_ACTIVITY_:
Find the word "rolling" in the listing. Copy out each line where it occurs.

_DATA SHOWN_:
——————

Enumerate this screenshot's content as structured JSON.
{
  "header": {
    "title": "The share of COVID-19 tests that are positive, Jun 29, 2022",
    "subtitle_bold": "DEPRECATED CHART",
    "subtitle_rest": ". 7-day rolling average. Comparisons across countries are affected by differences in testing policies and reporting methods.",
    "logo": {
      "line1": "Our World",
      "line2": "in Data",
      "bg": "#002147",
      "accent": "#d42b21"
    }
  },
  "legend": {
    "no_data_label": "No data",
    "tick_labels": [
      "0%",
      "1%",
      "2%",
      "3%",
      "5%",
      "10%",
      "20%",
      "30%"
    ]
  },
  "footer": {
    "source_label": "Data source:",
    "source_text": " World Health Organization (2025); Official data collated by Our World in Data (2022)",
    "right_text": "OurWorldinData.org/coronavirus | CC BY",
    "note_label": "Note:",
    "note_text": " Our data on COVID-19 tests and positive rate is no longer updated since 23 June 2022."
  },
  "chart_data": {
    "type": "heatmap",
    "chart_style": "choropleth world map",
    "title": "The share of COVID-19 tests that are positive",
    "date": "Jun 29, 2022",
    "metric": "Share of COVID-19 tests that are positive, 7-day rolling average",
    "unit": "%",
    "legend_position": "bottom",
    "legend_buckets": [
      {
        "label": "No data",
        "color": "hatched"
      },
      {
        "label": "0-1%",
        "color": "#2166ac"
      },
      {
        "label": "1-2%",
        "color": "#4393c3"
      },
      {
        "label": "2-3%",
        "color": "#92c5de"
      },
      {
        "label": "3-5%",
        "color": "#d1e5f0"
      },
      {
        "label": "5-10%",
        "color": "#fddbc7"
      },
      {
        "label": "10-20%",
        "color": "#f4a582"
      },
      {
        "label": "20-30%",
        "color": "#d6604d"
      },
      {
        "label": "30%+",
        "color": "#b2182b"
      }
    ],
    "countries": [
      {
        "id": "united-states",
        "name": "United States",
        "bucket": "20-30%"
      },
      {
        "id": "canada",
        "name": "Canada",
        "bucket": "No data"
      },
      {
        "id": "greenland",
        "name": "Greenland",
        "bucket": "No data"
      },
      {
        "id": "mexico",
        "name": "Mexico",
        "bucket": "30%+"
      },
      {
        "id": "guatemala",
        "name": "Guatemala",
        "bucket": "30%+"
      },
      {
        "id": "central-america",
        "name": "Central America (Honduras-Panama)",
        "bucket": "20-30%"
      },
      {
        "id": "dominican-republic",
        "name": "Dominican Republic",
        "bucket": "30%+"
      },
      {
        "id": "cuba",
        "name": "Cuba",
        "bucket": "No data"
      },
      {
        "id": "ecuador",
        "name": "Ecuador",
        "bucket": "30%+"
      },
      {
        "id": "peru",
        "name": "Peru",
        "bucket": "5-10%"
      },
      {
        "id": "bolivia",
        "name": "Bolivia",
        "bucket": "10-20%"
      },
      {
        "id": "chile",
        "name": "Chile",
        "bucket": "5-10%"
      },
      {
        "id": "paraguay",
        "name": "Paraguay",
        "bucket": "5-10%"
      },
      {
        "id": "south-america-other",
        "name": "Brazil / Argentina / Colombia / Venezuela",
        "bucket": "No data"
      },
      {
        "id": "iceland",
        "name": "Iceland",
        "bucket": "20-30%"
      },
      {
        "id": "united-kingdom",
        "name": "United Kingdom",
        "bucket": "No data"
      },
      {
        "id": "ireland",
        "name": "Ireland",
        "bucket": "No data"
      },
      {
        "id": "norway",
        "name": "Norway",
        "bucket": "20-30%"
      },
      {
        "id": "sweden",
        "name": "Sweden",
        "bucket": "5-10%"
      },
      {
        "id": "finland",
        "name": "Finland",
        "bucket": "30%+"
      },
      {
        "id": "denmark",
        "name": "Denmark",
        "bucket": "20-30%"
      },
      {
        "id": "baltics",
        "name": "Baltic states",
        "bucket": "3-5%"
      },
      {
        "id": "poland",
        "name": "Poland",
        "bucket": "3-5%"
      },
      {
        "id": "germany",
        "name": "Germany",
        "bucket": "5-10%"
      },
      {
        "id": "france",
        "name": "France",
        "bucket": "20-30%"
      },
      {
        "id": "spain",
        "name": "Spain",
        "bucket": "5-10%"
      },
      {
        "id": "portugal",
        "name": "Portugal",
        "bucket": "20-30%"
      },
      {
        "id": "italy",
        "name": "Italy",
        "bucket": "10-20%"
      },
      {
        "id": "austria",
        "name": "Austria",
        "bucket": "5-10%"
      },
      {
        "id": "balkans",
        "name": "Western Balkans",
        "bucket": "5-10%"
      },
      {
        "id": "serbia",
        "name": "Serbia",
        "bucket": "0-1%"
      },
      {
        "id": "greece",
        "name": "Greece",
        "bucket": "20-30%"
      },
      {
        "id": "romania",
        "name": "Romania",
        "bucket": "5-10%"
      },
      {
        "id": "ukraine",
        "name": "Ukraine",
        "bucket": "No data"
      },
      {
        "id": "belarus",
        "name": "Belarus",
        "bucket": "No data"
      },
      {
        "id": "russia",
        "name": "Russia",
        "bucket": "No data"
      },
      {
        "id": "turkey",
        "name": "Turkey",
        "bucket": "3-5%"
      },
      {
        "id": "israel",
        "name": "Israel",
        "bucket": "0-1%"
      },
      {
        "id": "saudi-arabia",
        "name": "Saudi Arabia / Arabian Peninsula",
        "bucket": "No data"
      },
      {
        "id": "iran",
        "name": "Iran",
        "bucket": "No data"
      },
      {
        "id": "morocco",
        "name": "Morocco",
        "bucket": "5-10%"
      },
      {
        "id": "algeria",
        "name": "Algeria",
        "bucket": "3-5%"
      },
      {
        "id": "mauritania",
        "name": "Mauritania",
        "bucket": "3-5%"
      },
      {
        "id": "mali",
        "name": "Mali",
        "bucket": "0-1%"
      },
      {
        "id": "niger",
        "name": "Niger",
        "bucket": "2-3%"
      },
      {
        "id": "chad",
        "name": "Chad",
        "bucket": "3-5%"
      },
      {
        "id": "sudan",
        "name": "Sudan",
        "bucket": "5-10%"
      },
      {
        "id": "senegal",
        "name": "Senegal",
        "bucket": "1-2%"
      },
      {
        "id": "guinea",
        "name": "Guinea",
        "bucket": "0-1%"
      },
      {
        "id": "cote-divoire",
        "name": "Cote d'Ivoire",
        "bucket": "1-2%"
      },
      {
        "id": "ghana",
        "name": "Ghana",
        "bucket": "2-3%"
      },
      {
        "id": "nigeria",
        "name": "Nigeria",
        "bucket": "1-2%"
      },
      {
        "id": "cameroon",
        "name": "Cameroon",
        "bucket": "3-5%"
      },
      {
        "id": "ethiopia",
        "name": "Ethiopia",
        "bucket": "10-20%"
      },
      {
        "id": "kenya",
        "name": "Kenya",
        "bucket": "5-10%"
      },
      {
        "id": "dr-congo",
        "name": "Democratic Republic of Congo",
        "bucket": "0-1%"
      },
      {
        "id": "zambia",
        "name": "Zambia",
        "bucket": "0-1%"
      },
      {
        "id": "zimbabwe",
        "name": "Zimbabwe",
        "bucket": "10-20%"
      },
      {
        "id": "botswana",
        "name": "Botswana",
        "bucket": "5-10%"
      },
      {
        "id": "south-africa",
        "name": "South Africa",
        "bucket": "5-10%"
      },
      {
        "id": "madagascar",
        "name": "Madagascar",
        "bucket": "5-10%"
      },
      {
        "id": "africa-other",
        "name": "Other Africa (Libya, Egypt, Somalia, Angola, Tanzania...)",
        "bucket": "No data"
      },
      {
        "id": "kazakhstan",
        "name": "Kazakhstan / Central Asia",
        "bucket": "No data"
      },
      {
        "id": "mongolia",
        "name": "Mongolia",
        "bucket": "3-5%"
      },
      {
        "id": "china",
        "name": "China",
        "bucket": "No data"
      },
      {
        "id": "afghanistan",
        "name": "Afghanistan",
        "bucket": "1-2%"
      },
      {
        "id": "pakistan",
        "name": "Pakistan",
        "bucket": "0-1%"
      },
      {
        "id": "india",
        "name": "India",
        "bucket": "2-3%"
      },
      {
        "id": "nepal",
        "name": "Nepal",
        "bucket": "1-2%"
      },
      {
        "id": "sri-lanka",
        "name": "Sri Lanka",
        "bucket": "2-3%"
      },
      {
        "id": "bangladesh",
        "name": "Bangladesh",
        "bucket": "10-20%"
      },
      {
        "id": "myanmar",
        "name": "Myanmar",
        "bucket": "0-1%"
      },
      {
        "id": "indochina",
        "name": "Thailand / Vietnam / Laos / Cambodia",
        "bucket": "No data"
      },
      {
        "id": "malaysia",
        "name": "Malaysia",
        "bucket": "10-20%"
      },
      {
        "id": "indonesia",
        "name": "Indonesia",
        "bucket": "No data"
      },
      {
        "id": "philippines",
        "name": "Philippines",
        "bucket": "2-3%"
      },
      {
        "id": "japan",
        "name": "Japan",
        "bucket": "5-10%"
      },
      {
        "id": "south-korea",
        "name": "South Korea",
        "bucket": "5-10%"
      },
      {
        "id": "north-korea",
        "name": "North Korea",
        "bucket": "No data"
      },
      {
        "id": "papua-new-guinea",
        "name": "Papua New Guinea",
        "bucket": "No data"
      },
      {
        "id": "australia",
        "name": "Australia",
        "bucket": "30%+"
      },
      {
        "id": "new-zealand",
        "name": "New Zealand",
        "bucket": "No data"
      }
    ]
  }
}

——————

_OUTPUT OF THE EXERCISE_:
    "subtitle_rest": ". 7-day rolling average. Comparisons across countries are affected by differences in testing policies and reporting methods.",
    "metric": "Share of COVID-19 tests that are positive, 7-day rolling average",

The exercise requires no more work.